AIM OF THE EXERCISE
What follows is a block of records; restate each one word for word.
## start
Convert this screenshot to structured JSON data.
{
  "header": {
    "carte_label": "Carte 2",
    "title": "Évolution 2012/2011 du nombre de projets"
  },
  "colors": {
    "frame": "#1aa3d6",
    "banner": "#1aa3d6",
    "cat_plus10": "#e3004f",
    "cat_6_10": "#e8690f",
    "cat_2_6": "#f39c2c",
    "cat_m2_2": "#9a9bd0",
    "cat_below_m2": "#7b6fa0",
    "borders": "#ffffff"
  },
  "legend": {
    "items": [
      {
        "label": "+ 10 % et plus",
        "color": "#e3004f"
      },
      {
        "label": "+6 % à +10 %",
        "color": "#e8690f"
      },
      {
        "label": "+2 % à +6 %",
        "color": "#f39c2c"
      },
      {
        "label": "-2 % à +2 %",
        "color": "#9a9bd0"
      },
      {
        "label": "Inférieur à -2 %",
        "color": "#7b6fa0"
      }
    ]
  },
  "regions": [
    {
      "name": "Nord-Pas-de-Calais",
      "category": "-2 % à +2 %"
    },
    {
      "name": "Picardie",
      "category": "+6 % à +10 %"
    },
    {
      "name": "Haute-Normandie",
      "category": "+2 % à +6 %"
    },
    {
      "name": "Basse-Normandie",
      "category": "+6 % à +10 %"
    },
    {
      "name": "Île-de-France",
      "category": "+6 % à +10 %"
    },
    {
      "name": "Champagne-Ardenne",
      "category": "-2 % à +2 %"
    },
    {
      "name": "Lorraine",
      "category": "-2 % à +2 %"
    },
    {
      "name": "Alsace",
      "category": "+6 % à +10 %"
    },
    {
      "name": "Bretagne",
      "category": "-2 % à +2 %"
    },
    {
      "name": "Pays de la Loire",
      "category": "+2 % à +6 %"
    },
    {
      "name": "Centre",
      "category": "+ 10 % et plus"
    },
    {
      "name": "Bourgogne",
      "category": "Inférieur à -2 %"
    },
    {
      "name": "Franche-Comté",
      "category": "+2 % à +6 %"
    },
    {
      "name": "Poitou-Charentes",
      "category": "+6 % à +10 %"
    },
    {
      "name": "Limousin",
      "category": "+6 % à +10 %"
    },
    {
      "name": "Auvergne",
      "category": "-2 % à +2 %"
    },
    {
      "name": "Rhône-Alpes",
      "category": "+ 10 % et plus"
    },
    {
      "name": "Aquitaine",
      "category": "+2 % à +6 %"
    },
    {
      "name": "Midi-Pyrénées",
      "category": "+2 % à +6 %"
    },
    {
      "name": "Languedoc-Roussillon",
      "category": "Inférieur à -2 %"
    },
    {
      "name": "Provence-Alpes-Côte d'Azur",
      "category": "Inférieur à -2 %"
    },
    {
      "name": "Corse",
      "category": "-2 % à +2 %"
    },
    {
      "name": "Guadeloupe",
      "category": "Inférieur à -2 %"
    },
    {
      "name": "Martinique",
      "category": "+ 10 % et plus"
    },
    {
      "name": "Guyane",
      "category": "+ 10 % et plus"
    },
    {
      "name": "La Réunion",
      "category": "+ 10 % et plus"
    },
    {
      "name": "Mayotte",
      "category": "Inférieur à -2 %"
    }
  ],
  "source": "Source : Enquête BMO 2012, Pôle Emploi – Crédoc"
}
## end
IN RESPONSE
Convert this screenshot to structured JSON data.
{
  "header": {
    "carte_label": "Carte 2",
    "title": "Évolution 2012/2011 du nombre de projets"
  },
  "colors": {
    "frame": "#1aa3d6",
    "banner": "#1aa3d6",
    "cat_plus10": "#e3004f",
    "cat_6_10": "#e8690f",
    "cat_2_6": "#f39c2c",
    "cat_m2_2": "#9a9bd0",
    "cat_below_m2": "#7b6fa0",
    "borders": "#ffffff"
  },
  "legend": {
    "items": [
      {
        "label": "+ 10 % et plus",
        "color": "#e3004f"
      },
      {
        "label": "+6 % à +10 %",
        "color": "#e8690f"
      },
      {
        "label": "+2 % à +6 %",
        "color": "#f39c2c"
      },
      {
        "label": "-2 % à +2 %",
        "color": "#9a9bd0"
      },
      {
        "label": "Inférieur à -2 %",
        "color": "#7b6fa0"
      }
    ]
  },
  "regions": [
    {
      "name": "Nord-Pas-de-Calais",
      "category": "-2 % à +2 %"
    },
    {
      "name": "Picardie",
      "category": "+6 % à +10 %"
    },
    {
      "name": "Haute-Normandie",
      "category": "+2 % à +6 %"
    },
    {
      "name": "Basse-Normandie",
      "category": "+6 % à +10 %"
    },
    {
      "name": "Île-de-France",
      "category": "+6 % à +10 %"
    },
    {
      "name": "Champagne-Ardenne",
      "category": "-2 % à +2 %"
    },
    {
      "name": "Lorraine",
      "category": "-2 % à +2 %"
    },
    {
      "name": "Alsace",
      "category": "+6 % à +10 %"
    },
    {
      "name": "Bretagne",
      "category": "-2 % à +2 %"
    },
    {
      "name": "Pays de la Loire",
      "category": "+2 % à +6 %"
    },
    {
      "name": "Centre",
      "category": "+ 10 % et plus"
    },
    {
      "name": "Bourgogne",
      "category": "Inférieur à -2 %"
    },
    {
      "name": "Franche-Comté",
      "category": "+2 % à +6 %"
    },
    {
      "name": "Poitou-Charentes",
      "category": "+6 % à +10 %"
    },
    {
      "name": "Limousin",
      "category": "+6 % à +10 %"
    },
    {
      "name": "Auvergne",
      "category": "-2 % à +2 %"
    },
    {
      "name": "Rhône-Alpes",
      "category": "+ 10 % et plus"
    },
    {
      "name": "Aquitaine",
      "category": "+2 % à +6 %"
    },
    {
      "name": "Midi-Pyrénées",
      "category": "+2 % à +6 %"
    },
    {
      "name": "Languedoc-Roussillon",
      "category": "Inférieur à -2 %"
    },
    {
      "name": "Provence-Alpes-Côte d'Azur",
      "category": "Inférieur à -2 %"
    },
    {
      "name": "Corse",
      "category": "-2 % à +2 %"
    },
    {
      "name": "Guadeloupe",
      "category": "Inférieur à -2 %"
    },
    {
      "name": "Martinique",
      "category": "+ 10 % et plus"
    },
    {
      "name": "Guyane",
      "category": "+ 10 % et plus"
    },
    {
      "name": "La Réunion",
      "category": "+ 10 % et plus"
    },
    {
      "name": "Mayotte",
      "category": "Inférieur à -2 %"
    }
  ],
  "source": "Source : Enquête BMO 2012, Pôle Emploi – Crédoc"
}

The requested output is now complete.